> _Requirement_
Identify each line in the records below that contains the word "term", and copy it.

____ Raw records

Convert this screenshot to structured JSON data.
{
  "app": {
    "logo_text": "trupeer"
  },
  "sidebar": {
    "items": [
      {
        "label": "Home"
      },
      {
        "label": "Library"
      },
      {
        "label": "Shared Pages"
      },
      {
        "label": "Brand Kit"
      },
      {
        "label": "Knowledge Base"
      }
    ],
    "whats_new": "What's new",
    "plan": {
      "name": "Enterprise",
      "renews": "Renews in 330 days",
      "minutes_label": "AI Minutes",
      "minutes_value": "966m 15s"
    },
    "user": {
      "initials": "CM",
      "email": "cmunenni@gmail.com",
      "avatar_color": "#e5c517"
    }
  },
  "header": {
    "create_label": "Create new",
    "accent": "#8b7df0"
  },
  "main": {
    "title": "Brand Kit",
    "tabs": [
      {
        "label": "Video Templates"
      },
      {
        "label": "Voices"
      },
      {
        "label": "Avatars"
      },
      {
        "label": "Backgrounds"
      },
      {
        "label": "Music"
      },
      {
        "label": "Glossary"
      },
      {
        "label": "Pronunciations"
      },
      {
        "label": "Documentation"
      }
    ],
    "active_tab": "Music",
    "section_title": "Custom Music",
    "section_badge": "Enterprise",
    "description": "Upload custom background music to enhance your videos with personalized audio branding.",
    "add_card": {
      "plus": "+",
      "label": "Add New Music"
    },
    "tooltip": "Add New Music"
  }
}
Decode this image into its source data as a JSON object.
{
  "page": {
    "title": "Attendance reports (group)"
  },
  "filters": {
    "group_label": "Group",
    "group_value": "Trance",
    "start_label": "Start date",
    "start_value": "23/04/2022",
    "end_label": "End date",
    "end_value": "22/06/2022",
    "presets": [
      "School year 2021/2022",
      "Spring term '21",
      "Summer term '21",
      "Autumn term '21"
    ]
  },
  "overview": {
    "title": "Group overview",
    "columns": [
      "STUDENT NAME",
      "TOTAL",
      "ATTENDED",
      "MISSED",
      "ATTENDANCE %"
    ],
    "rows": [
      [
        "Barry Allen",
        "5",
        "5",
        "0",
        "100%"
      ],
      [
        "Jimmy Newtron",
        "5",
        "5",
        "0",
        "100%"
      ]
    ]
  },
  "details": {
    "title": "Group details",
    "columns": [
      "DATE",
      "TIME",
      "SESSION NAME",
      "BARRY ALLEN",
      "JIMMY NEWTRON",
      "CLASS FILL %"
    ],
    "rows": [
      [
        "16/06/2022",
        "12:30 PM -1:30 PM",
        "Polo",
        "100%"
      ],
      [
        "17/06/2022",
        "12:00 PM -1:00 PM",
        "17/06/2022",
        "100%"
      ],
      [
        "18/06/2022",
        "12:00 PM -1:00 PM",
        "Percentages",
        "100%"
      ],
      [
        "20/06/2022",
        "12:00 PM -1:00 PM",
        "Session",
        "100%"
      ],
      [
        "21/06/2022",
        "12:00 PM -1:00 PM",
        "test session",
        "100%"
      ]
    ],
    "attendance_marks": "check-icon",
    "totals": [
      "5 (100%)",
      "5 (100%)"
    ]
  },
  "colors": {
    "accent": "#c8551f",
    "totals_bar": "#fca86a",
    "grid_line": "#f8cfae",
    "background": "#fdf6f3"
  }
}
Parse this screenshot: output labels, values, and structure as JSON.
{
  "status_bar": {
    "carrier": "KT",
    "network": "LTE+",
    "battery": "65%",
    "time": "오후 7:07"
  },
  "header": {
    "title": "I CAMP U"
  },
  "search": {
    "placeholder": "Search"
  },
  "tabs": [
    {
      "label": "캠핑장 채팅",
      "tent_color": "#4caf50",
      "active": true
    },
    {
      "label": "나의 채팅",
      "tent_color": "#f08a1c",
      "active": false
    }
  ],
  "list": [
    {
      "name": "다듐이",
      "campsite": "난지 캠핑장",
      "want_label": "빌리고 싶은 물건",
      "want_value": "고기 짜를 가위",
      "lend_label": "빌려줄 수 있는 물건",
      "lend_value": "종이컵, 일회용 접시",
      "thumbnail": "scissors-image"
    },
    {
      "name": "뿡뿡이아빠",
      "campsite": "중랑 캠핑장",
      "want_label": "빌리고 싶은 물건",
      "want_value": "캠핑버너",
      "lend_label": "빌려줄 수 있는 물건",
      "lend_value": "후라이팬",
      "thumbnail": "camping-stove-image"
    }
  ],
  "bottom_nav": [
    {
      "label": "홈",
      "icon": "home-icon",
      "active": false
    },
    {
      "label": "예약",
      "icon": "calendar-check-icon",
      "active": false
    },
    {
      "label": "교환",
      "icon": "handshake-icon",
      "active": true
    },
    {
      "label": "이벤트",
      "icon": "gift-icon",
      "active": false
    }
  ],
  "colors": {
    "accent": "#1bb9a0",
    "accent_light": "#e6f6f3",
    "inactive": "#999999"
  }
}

________

> _Expected answer_
      "Spring term '21",
      "Summer term '21",
      "Autumn term '21"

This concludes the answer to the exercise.